ISI TUGAS: Ambil semua baris data posisi elemen di bawah ini dan tulis ulang tanpa mengubah apa pun.

Data posisi elemen:
■ ■ ■

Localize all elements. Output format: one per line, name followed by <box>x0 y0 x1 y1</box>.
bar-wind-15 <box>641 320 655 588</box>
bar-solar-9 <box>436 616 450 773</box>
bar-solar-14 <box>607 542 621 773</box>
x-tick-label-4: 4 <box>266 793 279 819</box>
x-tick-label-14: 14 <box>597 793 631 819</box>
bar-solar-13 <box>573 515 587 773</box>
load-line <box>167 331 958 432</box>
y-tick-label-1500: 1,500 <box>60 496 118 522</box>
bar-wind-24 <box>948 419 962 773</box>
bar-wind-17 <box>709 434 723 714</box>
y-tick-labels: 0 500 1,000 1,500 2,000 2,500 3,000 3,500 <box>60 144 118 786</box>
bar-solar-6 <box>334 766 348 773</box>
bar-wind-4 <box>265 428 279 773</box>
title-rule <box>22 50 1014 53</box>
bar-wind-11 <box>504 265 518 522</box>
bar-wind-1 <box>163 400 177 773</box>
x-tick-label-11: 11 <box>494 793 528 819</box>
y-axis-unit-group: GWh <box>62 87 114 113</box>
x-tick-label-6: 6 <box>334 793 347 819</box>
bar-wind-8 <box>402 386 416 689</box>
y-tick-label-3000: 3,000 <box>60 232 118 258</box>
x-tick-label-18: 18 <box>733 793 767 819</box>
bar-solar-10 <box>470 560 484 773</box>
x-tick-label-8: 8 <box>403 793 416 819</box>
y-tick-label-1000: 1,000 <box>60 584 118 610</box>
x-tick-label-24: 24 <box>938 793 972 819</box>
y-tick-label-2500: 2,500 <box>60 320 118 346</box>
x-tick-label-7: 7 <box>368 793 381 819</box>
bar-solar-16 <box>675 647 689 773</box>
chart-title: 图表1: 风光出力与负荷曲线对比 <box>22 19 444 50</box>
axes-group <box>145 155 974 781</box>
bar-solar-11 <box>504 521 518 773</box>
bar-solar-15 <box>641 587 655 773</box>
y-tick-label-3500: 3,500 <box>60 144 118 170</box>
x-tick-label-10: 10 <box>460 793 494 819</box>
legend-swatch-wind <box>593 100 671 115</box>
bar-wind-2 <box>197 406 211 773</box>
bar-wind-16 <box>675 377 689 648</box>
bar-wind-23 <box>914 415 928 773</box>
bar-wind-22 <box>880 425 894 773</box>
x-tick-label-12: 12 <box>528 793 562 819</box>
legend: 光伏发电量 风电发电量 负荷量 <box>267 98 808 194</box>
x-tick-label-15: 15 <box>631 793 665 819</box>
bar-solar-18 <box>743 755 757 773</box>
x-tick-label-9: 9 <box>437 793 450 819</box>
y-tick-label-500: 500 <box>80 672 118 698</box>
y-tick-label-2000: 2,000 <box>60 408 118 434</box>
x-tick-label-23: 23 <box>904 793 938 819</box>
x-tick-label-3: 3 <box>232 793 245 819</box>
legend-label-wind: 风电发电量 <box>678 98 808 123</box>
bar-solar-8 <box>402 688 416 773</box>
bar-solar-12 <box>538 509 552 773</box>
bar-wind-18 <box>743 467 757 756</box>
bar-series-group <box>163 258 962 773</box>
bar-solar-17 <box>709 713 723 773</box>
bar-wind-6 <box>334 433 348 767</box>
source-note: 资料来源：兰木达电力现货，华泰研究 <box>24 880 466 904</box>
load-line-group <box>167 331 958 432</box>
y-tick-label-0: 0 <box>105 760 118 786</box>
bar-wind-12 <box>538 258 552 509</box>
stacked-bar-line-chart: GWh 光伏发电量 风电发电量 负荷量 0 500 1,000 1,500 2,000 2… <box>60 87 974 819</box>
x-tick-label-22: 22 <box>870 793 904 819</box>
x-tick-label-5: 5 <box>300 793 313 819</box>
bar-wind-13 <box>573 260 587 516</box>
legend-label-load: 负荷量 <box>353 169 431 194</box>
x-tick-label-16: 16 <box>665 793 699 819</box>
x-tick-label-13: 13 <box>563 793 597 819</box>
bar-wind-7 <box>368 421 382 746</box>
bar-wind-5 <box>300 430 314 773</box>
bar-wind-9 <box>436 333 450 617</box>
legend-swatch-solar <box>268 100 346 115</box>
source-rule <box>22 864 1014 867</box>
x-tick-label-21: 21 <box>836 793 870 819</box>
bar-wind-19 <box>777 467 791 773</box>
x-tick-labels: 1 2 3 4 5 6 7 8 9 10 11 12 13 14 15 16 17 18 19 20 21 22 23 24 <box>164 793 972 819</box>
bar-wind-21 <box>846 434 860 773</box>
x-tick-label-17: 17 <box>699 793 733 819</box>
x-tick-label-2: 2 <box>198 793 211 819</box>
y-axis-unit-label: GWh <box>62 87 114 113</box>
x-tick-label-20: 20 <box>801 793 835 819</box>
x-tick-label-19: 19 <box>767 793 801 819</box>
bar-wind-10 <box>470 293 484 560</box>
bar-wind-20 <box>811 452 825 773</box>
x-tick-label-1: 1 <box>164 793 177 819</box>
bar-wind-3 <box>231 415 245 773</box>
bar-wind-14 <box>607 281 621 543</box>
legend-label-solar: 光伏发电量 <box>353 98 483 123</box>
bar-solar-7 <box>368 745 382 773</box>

■ ■ ■

JAWABAN TERTULIS:
Localize all elements. Output format: one per line, name followed by <box>x0 y0 x1 y1</box>.
bar-wind-15 <box>641 320 655 588</box>
bar-solar-9 <box>436 616 450 773</box>
bar-solar-14 <box>607 542 621 773</box>
x-tick-label-4: 4 <box>266 793 279 819</box>
x-tick-label-14: 14 <box>597 793 631 819</box>
bar-solar-13 <box>573 515 587 773</box>
load-line <box>167 331 958 432</box>
y-tick-label-1500: 1,500 <box>60 496 118 522</box>
bar-wind-24 <box>948 419 962 773</box>
bar-wind-17 <box>709 434 723 714</box>
y-tick-labels: 0 500 1,000 1,500 2,000 2,500 3,000 3,500 <box>60 144 118 786</box>
bar-solar-6 <box>334 766 348 773</box>
bar-wind-4 <box>265 428 279 773</box>
title-rule <box>22 50 1014 53</box>
bar-wind-11 <box>504 265 518 522</box>
bar-wind-1 <box>163 400 177 773</box>
x-tick-label-11: 11 <box>494 793 528 819</box>
y-axis-unit-group: GWh <box>62 87 114 113</box>
x-tick-label-6: 6 <box>334 793 347 819</box>
bar-wind-8 <box>402 386 416 689</box>
y-tick-label-3000: 3,000 <box>60 232 118 258</box>
x-tick-label-18: 18 <box>733 793 767 819</box>
bar-solar-10 <box>470 560 484 773</box>
x-tick-label-8: 8 <box>403 793 416 819</box>
y-tick-label-1000: 1,000 <box>60 584 118 610</box>
x-tick-label-24: 24 <box>938 793 972 819</box>
y-tick-label-2500: 2,500 <box>60 320 118 346</box>
x-tick-label-7: 7 <box>368 793 381 819</box>
bar-solar-16 <box>675 647 689 773</box>
chart-title: 图表1: 风光出力与负荷曲线对比 <box>22 19 444 50</box>
axes-group <box>145 155 974 781</box>
bar-solar-11 <box>504 521 518 773</box>
bar-solar-15 <box>641 587 655 773</box>
y-tick-label-3500: 3,500 <box>60 144 118 170</box>
x-tick-label-10: 10 <box>460 793 494 819</box>
legend-swatch-wind <box>593 100 671 115</box>
bar-wind-2 <box>197 406 211 773</box>
bar-wind-16 <box>675 377 689 648</box>
bar-wind-23 <box>914 415 928 773</box>
bar-wind-22 <box>880 425 894 773</box>
x-tick-label-12: 12 <box>528 793 562 819</box>
legend: 光伏发电量 风电发电量 负荷量 <box>267 98 808 194</box>
x-tick-label-15: 15 <box>631 793 665 819</box>
bar-solar-18 <box>743 755 757 773</box>
x-tick-label-9: 9 <box>437 793 450 819</box>
y-tick-label-500: 500 <box>80 672 118 698</box>
y-tick-label-2000: 2,000 <box>60 408 118 434</box>
x-tick-label-23: 23 <box>904 793 938 819</box>
x-tick-label-3: 3 <box>232 793 245 819</box>
legend-label-wind: 风电发电量 <box>678 98 808 123</box>
bar-solar-8 <box>402 688 416 773</box>
bar-solar-12 <box>538 509 552 773</box>
bar-wind-18 <box>743 467 757 756</box>
bar-series-group <box>163 258 962 773</box>
bar-solar-17 <box>709 713 723 773</box>
bar-wind-6 <box>334 433 348 767</box>
source-note: 资料来源：兰木达电力现货，华泰研究 <box>24 880 466 904</box>
load-line-group <box>167 331 958 432</box>
y-tick-label-0: 0 <box>105 760 118 786</box>
bar-wind-12 <box>538 258 552 509</box>
stacked-bar-line-chart: GWh 光伏发电量 风电发电量 负荷量 0 500 1,000 1,500 2,000 2… <box>60 87 974 819</box>
x-tick-label-22: 22 <box>870 793 904 819</box>
x-tick-label-5: 5 <box>300 793 313 819</box>
bar-wind-13 <box>573 260 587 516</box>
legend-label-load: 负荷量 <box>353 169 431 194</box>
x-tick-label-16: 16 <box>665 793 699 819</box>
x-tick-label-13: 13 <box>563 793 597 819</box>
bar-wind-7 <box>368 421 382 746</box>
bar-wind-5 <box>300 430 314 773</box>
bar-wind-9 <box>436 333 450 617</box>
legend-swatch-solar <box>268 100 346 115</box>
source-rule <box>22 864 1014 867</box>
x-tick-label-21: 21 <box>836 793 870 819</box>
bar-wind-19 <box>777 467 791 773</box>
x-tick-labels: 1 2 3 4 5 6 7 8 9 10 11 12 13 14 15 16 17 18 19 20 21 22 23 24 <box>164 793 972 819</box>
bar-wind-21 <box>846 434 860 773</box>
x-tick-label-17: 17 <box>699 793 733 819</box>
x-tick-label-2: 2 <box>198 793 211 819</box>
y-axis-unit-label: GWh <box>62 87 114 113</box>
x-tick-label-20: 20 <box>801 793 835 819</box>
x-tick-label-19: 19 <box>767 793 801 819</box>
bar-wind-10 <box>470 293 484 560</box>
bar-wind-20 <box>811 452 825 773</box>
x-tick-label-1: 1 <box>164 793 177 819</box>
bar-wind-3 <box>231 415 245 773</box>
bar-wind-14 <box>607 281 621 543</box>
legend-label-solar: 光伏发电量 <box>353 98 483 123</box>
bar-solar-7 <box>368 745 382 773</box>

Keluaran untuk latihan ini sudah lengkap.